Lines where the string "every" appears are to be copied from the entries below.

+-------+

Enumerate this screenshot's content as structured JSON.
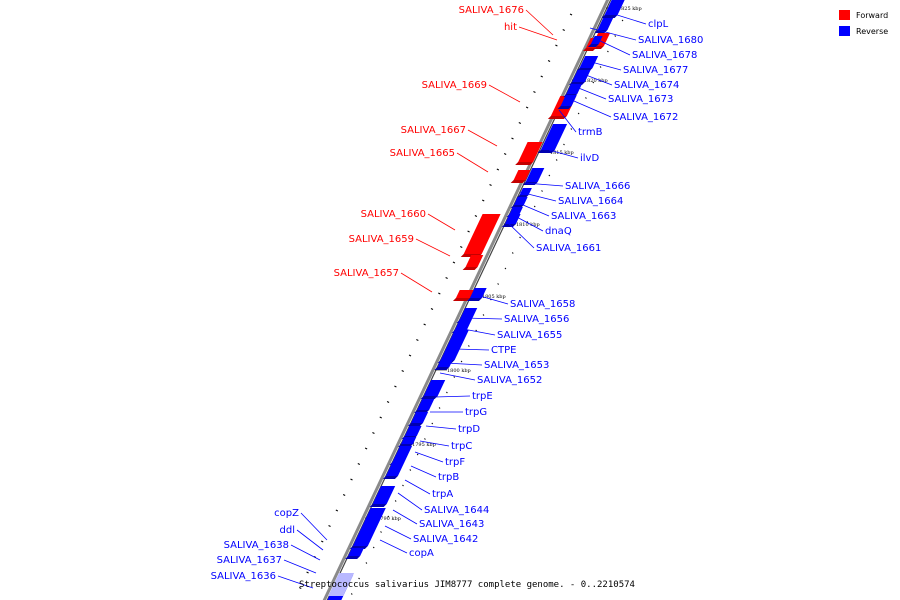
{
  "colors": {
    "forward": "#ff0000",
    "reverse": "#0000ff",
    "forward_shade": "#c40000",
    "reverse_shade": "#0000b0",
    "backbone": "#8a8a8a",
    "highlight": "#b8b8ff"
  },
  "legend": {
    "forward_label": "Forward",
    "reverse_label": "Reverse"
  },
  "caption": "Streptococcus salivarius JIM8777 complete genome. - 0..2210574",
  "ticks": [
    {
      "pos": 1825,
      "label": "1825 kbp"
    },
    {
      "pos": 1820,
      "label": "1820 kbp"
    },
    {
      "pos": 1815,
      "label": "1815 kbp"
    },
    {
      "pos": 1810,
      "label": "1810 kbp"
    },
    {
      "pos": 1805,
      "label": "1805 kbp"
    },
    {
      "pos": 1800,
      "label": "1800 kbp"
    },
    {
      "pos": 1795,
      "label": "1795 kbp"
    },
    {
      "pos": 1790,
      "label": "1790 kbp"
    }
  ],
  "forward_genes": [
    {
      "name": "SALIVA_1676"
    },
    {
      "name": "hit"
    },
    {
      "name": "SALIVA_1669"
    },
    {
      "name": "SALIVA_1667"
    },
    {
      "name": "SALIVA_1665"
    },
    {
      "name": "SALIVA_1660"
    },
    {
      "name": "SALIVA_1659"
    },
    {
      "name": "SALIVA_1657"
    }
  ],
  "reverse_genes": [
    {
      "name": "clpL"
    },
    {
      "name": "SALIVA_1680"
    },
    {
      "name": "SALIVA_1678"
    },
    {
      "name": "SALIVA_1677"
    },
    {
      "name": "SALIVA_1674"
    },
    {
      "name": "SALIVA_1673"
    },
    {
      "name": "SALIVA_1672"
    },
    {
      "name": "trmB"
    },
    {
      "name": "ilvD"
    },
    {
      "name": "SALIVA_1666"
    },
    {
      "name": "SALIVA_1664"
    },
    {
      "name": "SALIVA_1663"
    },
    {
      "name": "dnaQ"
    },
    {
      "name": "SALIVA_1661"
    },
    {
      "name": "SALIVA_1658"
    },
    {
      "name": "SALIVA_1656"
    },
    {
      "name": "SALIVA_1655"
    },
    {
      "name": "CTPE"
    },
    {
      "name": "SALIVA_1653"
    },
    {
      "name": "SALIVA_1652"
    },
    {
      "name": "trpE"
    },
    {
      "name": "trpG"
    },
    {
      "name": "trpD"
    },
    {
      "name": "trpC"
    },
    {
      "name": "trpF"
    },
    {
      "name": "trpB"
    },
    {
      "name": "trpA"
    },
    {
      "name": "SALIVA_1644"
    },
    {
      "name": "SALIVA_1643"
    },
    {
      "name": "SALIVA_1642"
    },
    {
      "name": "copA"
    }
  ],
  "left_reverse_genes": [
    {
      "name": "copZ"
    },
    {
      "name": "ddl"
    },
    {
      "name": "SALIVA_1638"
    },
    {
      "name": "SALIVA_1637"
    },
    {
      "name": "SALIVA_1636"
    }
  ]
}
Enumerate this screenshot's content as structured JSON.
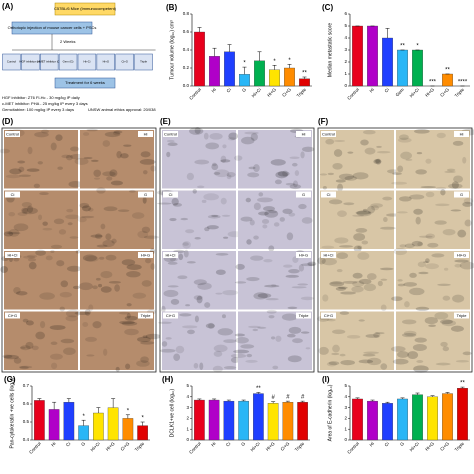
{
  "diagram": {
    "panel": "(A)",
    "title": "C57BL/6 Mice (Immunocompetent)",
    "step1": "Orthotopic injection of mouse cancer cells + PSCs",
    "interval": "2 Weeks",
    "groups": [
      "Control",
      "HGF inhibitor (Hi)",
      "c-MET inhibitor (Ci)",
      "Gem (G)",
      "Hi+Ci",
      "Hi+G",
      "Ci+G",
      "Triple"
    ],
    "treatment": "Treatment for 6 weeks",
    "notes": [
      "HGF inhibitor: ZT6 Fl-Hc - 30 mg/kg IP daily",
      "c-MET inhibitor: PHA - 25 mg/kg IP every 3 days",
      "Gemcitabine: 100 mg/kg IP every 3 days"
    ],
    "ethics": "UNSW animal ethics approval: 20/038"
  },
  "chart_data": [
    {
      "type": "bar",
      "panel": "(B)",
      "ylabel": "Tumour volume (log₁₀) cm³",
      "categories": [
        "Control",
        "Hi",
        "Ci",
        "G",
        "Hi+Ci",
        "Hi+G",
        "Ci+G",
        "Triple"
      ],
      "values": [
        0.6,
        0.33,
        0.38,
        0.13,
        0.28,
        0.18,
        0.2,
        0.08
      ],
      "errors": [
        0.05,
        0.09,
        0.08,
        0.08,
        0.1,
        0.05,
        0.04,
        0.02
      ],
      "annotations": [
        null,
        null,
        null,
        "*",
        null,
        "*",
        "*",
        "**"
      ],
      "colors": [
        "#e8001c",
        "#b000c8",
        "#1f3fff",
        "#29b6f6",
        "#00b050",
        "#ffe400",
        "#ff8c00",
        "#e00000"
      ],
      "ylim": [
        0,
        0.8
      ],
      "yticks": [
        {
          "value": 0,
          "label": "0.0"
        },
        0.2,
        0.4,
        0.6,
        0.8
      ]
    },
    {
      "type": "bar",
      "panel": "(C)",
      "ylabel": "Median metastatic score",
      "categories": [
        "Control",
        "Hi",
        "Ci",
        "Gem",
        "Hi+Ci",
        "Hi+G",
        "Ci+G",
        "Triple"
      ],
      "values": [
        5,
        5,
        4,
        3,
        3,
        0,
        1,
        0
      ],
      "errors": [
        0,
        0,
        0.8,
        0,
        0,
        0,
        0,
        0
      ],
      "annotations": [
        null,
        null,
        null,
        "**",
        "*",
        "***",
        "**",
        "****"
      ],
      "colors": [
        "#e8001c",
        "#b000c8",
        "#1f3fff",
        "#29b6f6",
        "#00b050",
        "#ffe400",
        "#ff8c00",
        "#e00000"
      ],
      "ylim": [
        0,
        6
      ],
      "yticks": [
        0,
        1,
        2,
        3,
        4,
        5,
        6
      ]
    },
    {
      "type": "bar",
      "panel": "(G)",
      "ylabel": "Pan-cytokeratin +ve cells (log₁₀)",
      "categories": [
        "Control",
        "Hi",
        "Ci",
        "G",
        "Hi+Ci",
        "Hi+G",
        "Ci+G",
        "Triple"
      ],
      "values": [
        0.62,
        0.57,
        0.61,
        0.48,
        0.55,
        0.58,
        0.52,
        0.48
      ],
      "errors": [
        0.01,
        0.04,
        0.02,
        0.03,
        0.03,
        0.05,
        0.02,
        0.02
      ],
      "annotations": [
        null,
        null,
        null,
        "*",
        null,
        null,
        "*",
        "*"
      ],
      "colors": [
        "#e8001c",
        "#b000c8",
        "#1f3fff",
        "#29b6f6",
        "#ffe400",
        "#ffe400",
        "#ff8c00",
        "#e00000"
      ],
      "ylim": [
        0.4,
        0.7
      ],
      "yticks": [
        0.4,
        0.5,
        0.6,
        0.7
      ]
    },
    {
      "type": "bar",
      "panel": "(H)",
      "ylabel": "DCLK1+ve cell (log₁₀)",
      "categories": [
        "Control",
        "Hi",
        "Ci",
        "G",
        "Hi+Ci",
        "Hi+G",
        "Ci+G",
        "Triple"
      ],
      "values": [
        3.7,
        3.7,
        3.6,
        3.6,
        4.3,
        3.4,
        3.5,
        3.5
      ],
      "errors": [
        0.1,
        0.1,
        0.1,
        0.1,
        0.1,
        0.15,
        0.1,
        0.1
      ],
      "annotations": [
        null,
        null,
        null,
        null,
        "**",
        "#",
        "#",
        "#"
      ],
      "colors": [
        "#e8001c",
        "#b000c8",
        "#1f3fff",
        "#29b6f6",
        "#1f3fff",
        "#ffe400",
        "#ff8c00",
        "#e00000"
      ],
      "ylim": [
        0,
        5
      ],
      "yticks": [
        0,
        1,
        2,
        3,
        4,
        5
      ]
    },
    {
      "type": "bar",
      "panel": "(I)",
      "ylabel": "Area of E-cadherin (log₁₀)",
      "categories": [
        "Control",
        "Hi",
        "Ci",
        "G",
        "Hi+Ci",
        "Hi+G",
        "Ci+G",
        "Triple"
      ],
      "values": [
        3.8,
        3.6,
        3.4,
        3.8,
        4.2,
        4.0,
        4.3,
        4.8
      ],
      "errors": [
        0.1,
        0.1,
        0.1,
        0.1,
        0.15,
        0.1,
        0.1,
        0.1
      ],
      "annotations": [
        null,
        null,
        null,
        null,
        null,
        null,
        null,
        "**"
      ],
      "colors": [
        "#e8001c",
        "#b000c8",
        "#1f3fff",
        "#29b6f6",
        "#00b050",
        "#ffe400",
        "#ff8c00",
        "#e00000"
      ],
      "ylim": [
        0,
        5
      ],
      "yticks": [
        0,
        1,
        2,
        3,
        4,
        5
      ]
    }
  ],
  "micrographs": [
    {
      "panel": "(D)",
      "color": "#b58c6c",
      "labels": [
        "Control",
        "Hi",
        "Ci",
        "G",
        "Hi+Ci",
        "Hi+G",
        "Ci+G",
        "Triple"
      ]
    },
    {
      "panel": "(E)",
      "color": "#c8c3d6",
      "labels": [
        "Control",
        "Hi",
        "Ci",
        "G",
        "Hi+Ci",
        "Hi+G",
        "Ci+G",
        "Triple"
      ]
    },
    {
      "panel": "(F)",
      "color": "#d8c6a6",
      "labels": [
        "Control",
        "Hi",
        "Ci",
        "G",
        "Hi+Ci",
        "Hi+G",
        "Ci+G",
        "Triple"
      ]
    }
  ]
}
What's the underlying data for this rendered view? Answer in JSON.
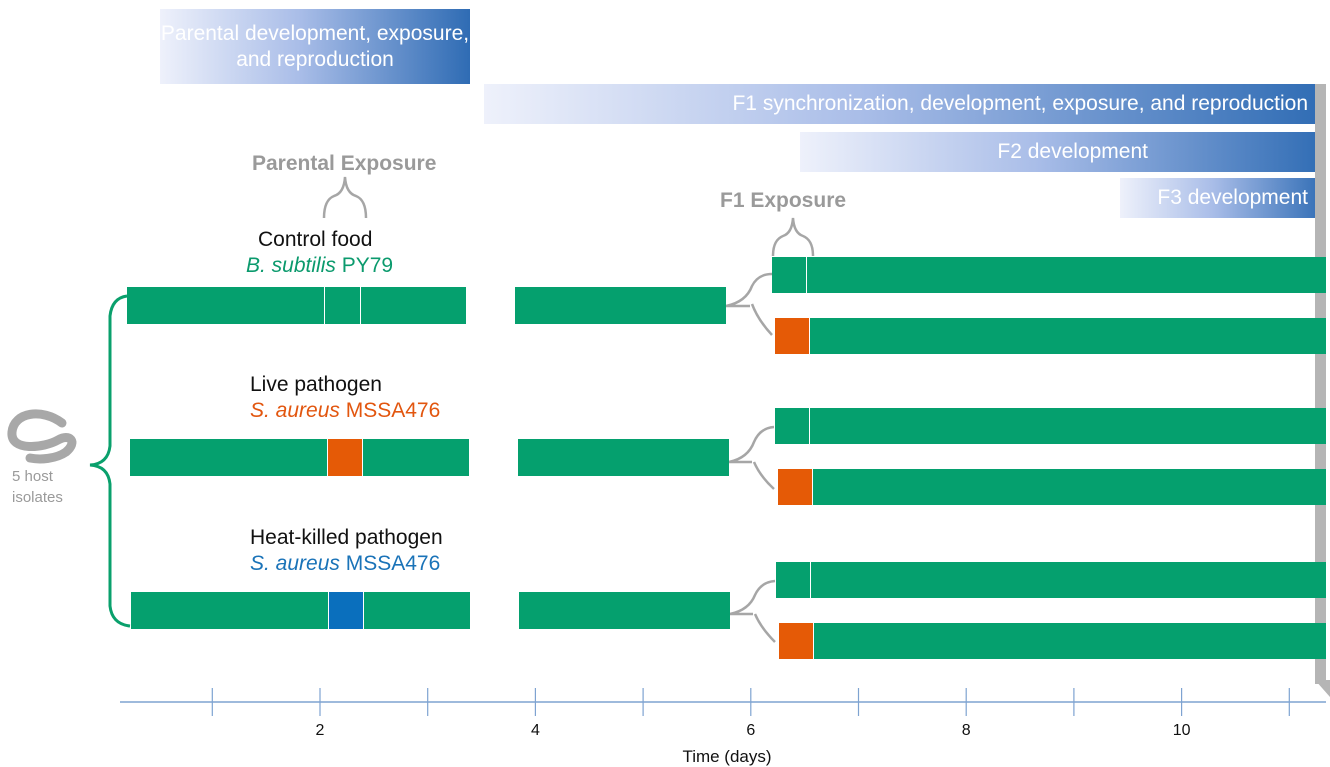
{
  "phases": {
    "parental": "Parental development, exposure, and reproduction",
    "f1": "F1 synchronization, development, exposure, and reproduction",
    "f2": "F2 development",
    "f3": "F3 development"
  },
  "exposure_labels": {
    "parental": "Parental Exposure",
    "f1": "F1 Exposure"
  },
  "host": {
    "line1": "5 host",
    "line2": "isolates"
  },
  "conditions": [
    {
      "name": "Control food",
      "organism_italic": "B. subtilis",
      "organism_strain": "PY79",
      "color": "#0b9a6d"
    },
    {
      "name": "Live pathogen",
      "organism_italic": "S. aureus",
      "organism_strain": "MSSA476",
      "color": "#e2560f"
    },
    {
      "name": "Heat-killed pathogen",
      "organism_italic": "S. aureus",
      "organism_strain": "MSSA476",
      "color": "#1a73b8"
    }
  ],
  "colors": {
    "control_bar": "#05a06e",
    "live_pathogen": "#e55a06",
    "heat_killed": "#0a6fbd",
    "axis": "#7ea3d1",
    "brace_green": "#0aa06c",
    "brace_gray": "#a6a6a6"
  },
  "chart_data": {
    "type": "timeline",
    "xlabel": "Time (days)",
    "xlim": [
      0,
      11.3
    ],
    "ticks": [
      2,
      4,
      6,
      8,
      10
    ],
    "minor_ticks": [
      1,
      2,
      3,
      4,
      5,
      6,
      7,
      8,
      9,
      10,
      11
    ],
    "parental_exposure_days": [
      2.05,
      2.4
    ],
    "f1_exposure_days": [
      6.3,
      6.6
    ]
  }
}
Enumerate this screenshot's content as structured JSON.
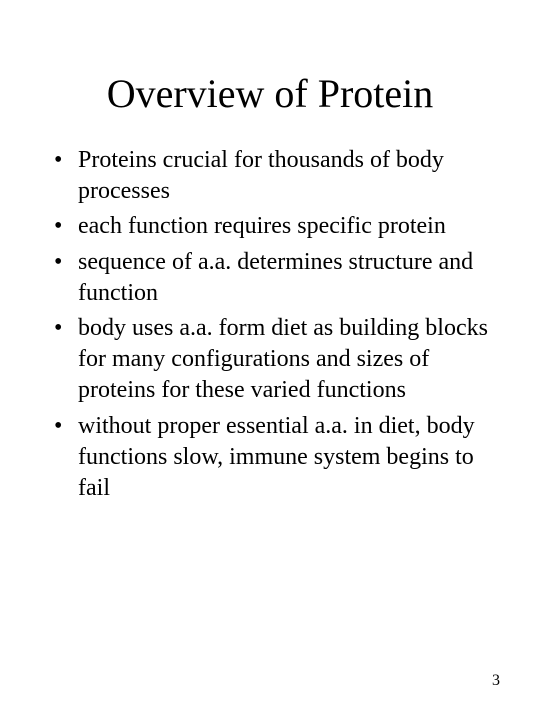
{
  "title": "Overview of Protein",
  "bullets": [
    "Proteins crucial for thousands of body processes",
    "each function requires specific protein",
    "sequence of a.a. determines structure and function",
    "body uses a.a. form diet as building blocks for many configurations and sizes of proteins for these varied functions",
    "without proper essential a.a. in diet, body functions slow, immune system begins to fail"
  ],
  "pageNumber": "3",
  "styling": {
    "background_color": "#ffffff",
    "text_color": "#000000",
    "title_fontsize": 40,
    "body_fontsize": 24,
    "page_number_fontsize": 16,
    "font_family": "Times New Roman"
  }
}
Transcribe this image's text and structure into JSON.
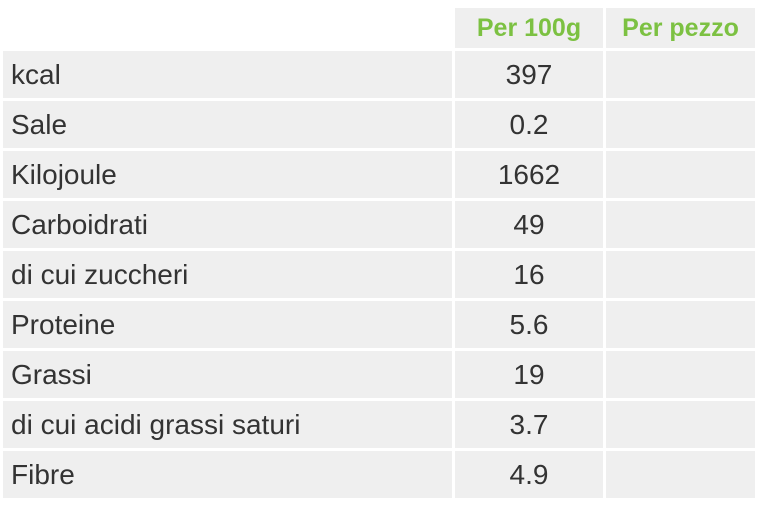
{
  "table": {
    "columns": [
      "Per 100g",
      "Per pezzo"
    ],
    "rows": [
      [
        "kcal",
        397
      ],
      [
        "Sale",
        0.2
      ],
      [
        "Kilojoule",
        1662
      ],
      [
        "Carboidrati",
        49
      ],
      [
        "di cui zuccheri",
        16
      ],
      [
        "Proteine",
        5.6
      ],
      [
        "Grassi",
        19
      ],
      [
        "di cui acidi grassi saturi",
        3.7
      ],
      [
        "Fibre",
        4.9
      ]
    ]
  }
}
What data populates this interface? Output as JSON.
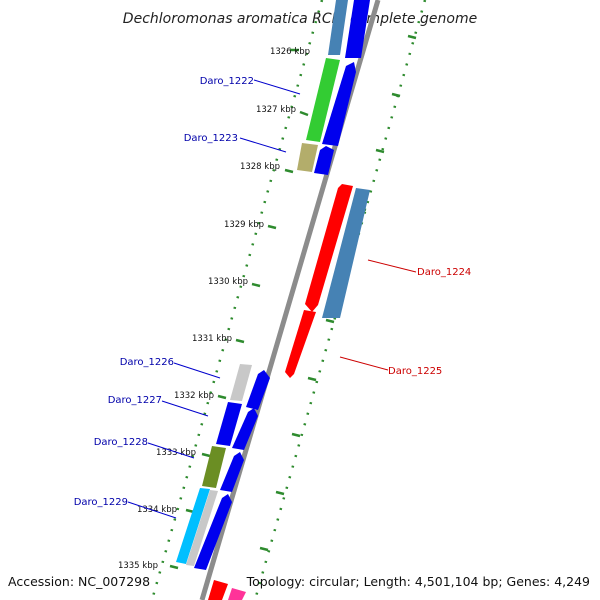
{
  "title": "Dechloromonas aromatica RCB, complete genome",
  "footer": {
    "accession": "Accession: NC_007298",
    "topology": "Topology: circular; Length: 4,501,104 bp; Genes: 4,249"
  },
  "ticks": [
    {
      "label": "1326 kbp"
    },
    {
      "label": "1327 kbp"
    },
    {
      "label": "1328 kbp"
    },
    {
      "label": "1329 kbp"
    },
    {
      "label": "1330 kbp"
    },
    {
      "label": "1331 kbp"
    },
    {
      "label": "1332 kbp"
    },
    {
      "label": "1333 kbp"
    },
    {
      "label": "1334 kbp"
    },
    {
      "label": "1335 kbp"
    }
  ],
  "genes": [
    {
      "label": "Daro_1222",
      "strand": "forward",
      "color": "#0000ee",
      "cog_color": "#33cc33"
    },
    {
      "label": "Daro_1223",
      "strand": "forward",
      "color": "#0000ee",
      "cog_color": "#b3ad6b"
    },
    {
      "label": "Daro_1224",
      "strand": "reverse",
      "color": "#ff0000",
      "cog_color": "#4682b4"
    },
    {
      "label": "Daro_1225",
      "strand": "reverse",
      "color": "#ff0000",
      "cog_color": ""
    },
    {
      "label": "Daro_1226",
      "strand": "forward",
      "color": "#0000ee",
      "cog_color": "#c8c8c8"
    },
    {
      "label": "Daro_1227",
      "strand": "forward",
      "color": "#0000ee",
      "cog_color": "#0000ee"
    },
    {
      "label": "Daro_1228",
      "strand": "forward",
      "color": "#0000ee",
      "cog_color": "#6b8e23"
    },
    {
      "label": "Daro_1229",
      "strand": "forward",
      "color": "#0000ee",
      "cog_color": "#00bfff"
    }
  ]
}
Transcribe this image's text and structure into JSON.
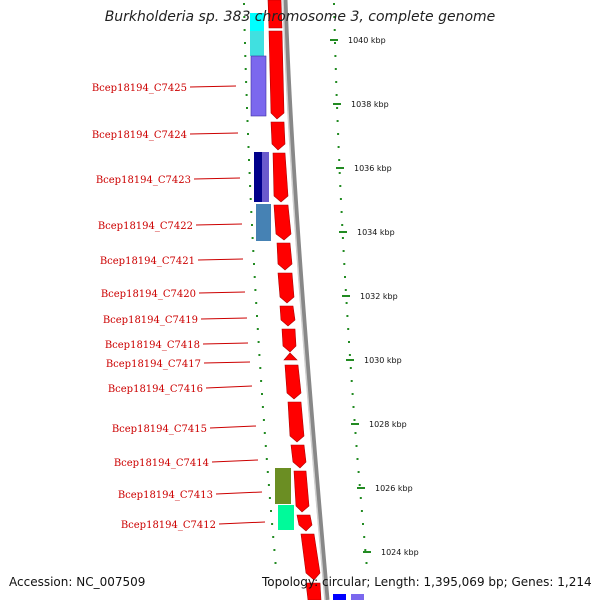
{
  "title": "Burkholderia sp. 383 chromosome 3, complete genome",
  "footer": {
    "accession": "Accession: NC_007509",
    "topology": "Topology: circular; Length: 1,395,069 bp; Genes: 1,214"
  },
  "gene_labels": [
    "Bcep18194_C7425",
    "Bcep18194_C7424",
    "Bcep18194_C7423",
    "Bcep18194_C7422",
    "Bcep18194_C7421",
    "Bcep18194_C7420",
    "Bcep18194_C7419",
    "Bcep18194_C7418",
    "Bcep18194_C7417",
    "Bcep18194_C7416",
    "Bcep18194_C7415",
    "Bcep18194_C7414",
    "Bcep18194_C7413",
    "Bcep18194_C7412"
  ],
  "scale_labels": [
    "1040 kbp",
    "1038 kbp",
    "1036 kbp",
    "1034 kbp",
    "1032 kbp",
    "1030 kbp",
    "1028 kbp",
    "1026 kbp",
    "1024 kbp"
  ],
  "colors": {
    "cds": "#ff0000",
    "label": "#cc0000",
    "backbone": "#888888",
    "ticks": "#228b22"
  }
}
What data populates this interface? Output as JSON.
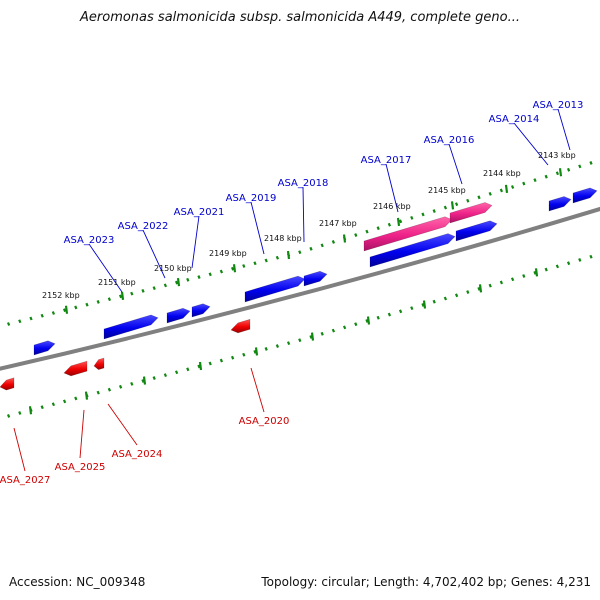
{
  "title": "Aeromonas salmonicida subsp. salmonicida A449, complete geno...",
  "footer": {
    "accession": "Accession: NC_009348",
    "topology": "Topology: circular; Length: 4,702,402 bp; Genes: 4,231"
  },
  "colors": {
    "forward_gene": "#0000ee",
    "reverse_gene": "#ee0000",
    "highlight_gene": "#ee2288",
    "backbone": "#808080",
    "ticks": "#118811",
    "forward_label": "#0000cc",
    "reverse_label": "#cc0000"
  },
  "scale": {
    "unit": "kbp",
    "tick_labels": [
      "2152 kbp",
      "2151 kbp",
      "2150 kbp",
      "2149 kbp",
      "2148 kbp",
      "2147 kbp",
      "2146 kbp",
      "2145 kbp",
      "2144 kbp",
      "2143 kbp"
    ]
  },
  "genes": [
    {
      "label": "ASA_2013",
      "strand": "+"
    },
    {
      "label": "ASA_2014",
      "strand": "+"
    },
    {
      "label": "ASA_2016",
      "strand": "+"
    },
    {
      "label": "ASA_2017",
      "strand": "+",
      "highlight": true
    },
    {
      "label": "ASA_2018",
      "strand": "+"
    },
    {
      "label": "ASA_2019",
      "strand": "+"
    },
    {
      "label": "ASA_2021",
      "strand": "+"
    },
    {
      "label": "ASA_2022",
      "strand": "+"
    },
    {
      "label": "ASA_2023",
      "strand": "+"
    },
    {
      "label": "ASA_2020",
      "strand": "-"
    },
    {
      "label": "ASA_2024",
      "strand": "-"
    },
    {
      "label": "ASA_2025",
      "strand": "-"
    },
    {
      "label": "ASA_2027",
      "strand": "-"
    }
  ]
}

+-------+

| ANSWER TO THIS TASK |
      "c-MET inhibitor: PHA - 25 mg/kg IP every 3 days",
      "Gemcitabine: 100 mg/kg IP every 3 days"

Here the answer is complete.